#### [Data records]
__________

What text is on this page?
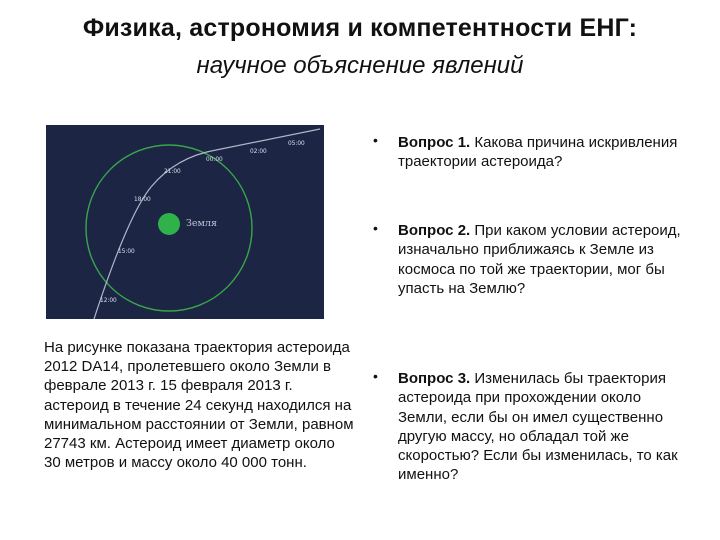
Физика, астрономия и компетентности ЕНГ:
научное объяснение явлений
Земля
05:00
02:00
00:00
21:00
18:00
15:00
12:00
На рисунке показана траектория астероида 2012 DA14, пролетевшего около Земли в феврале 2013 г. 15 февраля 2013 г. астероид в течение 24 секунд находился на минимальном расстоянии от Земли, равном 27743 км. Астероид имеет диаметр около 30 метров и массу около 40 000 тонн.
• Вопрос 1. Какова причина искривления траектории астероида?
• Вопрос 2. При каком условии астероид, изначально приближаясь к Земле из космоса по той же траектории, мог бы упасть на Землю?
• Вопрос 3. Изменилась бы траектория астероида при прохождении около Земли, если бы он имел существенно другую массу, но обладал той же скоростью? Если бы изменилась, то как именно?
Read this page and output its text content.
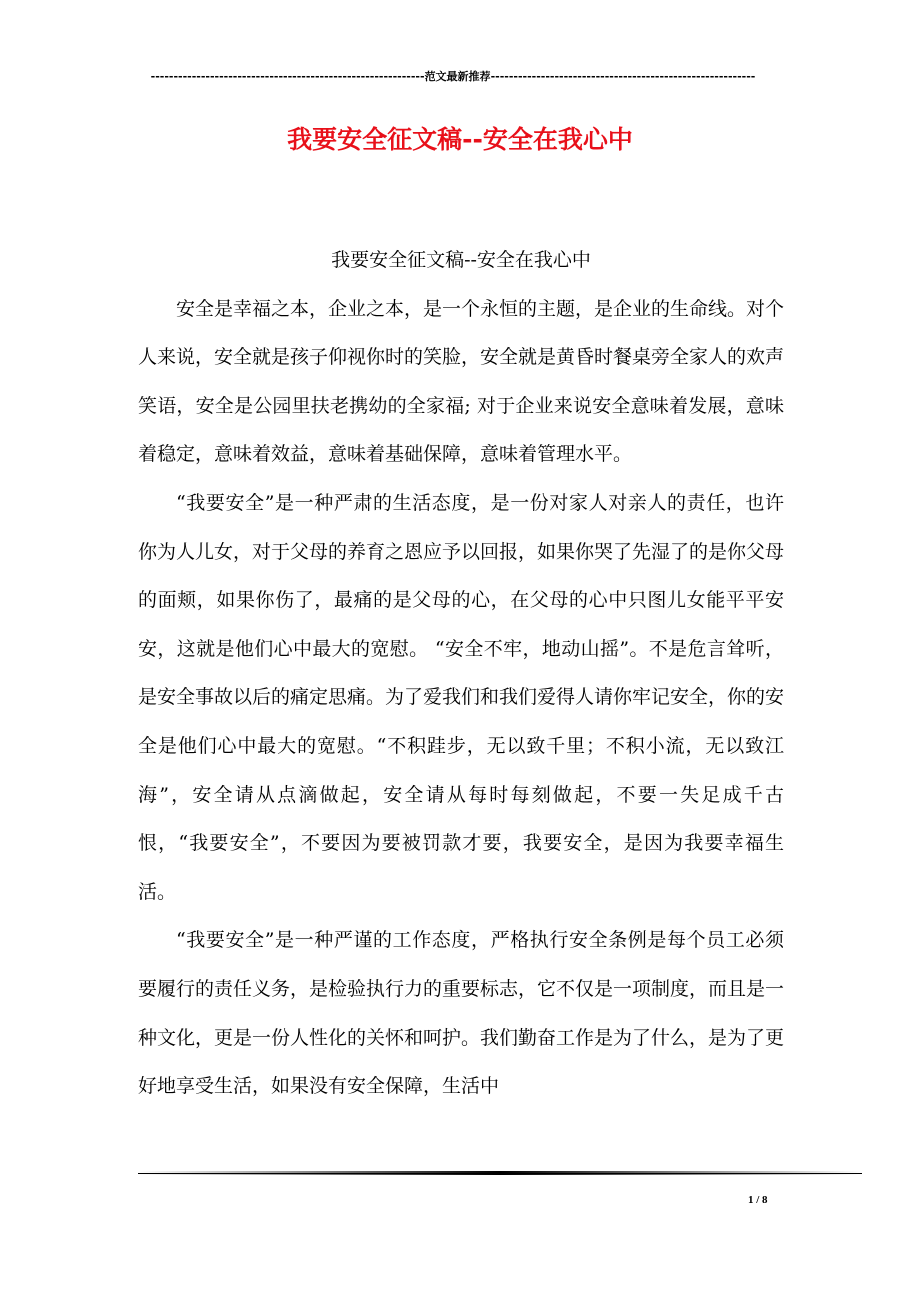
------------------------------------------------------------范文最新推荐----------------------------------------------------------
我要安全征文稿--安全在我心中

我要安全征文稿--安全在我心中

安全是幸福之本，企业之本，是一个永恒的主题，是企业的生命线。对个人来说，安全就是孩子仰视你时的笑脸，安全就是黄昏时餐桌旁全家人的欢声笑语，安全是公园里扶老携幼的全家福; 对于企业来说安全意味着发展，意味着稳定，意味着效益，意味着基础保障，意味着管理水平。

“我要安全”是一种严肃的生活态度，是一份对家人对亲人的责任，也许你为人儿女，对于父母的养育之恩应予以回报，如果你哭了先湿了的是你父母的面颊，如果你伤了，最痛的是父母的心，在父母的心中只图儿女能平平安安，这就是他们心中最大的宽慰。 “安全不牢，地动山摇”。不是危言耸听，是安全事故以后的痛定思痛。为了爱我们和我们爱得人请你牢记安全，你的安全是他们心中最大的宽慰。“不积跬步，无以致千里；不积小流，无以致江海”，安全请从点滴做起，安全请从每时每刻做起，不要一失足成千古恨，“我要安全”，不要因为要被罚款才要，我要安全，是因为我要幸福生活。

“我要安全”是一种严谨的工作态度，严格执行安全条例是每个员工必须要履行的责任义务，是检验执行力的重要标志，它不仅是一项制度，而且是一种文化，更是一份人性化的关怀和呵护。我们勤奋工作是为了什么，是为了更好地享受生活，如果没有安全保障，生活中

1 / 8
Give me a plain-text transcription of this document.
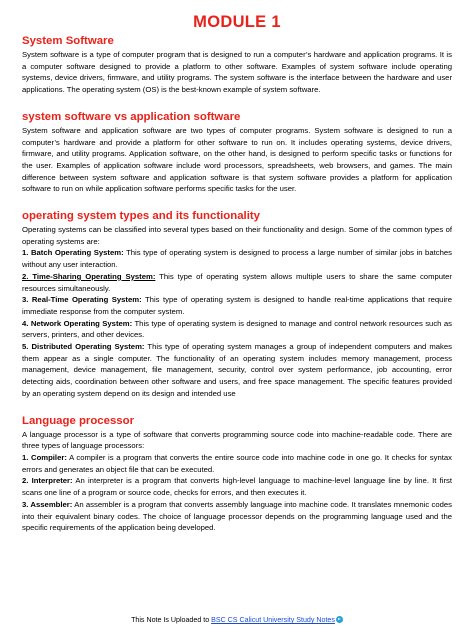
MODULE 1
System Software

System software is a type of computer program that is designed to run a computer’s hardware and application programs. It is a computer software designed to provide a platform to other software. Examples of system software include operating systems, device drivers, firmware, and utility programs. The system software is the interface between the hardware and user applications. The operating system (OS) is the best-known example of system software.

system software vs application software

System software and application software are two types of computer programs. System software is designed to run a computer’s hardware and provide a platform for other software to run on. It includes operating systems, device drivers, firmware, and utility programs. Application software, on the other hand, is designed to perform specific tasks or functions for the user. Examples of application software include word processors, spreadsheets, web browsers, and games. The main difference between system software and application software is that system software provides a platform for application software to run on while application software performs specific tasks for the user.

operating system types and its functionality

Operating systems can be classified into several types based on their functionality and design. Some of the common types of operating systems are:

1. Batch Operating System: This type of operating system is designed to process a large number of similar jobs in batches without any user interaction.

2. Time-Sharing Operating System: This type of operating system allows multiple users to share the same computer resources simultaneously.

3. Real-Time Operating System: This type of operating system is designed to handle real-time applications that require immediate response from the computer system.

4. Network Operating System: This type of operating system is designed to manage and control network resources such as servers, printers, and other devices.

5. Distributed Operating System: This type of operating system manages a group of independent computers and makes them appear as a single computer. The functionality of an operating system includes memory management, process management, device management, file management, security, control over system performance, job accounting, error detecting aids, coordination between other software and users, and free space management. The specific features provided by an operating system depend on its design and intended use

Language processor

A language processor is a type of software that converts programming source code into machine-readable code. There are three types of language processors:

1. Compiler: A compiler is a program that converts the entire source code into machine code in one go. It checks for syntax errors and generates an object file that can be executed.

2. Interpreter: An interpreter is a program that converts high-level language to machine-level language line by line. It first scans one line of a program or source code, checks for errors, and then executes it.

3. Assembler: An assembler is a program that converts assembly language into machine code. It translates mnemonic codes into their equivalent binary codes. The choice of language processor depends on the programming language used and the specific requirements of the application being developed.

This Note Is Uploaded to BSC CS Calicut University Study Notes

__________

#### [EXERCISE INSTRUCTIONS]
Using the listing above, gather each line that holds the string "applications" and copy it.

#### [RESULT OF THE TASK]
System software is a type of computer program that is designed to run a computer’s hardware and application programs. It is a computer software designed to provide a platform to other software. Examples of system software include operating systems, device drivers, firmware, and utility programs. The system software is the interface between the hardware and user applications. The operating system (OS) is the best-known example of system software.
3. Real-Time Operating System: This type of operating system is designed to handle real-time applications that require immediate response from the computer system.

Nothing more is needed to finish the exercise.